⟨
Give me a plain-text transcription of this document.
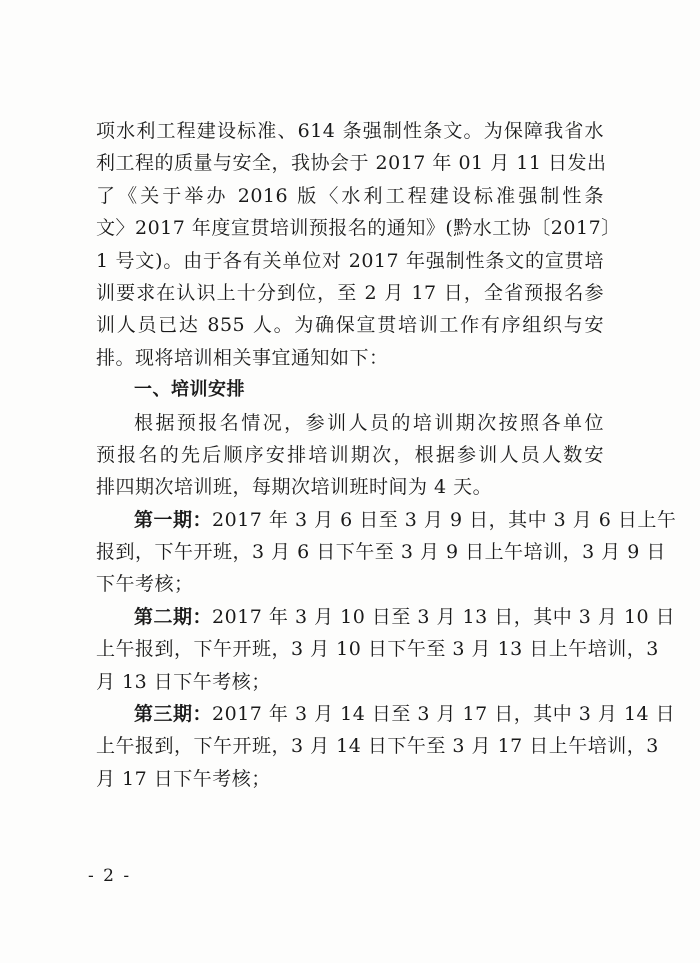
项水利工程建设标准、614 条强制性条文。为保障我省水
利工程的质量与安全，我协会于 2017 年 01 月 11 日发出
了《关于举办 2016 版〈水利工程建设标准强制性条
文〉2017 年度宣贯培训预报名的通知》(黔水工协〔2017〕
1 号文)。由于各有关单位对 2017 年强制性条文的宣贯培
训要求在认识上十分到位，至 2 月 17 日，全省预报名参
训人员已达 855 人。为确保宣贯培训工作有序组织与安
排。现将培训相关事宜通知如下：
一、培训安排
根据预报名情况，参训人员的培训期次按照各单位
预报名的先后顺序安排培训期次，根据参训人员人数安
排四期次培训班，每期次培训班时间为 4 天。
第一期：2017 年 3 月 6 日至 3 月 9 日，其中 3 月 6 日上午
报到，下午开班，3 月 6 日下午至 3 月 9 日上午培训，3 月 9 日
下午考核；
第二期：2017 年 3 月 10 日至 3 月 13 日，其中 3 月 10 日
上午报到，下午开班，3 月 10 日下午至 3 月 13 日上午培训，3
月 13 日下午考核；
第三期：2017 年 3 月 14 日至 3 月 17 日，其中 3 月 14 日
上午报到，下午开班，3 月 14 日下午至 3 月 17 日上午培训，3
月 17 日下午考核；
- 2 -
⟩
## What this task involves
Print the records above exactly as they stand, but leave out the pictures.

## Response
Give me a plain-text transcription of this document.
项水利工程建设标准、614 条强制性条文。为保障我省水
利工程的质量与安全，我协会于 2017 年 01 月 11 日发出
了《关于举办 2016 版〈水利工程建设标准强制性条
文〉2017 年度宣贯培训预报名的通知》(黔水工协〔2017〕
1 号文)。由于各有关单位对 2017 年强制性条文的宣贯培
训要求在认识上十分到位，至 2 月 17 日，全省预报名参
训人员已达 855 人。为确保宣贯培训工作有序组织与安
排。现将培训相关事宜通知如下：
一、培训安排
根据预报名情况，参训人员的培训期次按照各单位
预报名的先后顺序安排培训期次，根据参训人员人数安
排四期次培训班，每期次培训班时间为 4 天。
第一期：2017 年 3 月 6 日至 3 月 9 日，其中 3 月 6 日上午
报到，下午开班，3 月 6 日下午至 3 月 9 日上午培训，3 月 9 日
下午考核；
第二期：2017 年 3 月 10 日至 3 月 13 日，其中 3 月 10 日
上午报到，下午开班，3 月 10 日下午至 3 月 13 日上午培训，3
月 13 日下午考核；
第三期：2017 年 3 月 14 日至 3 月 17 日，其中 3 月 14 日
上午报到，下午开班，3 月 14 日下午至 3 月 17 日上午培训，3
月 17 日下午考核；
- 2 -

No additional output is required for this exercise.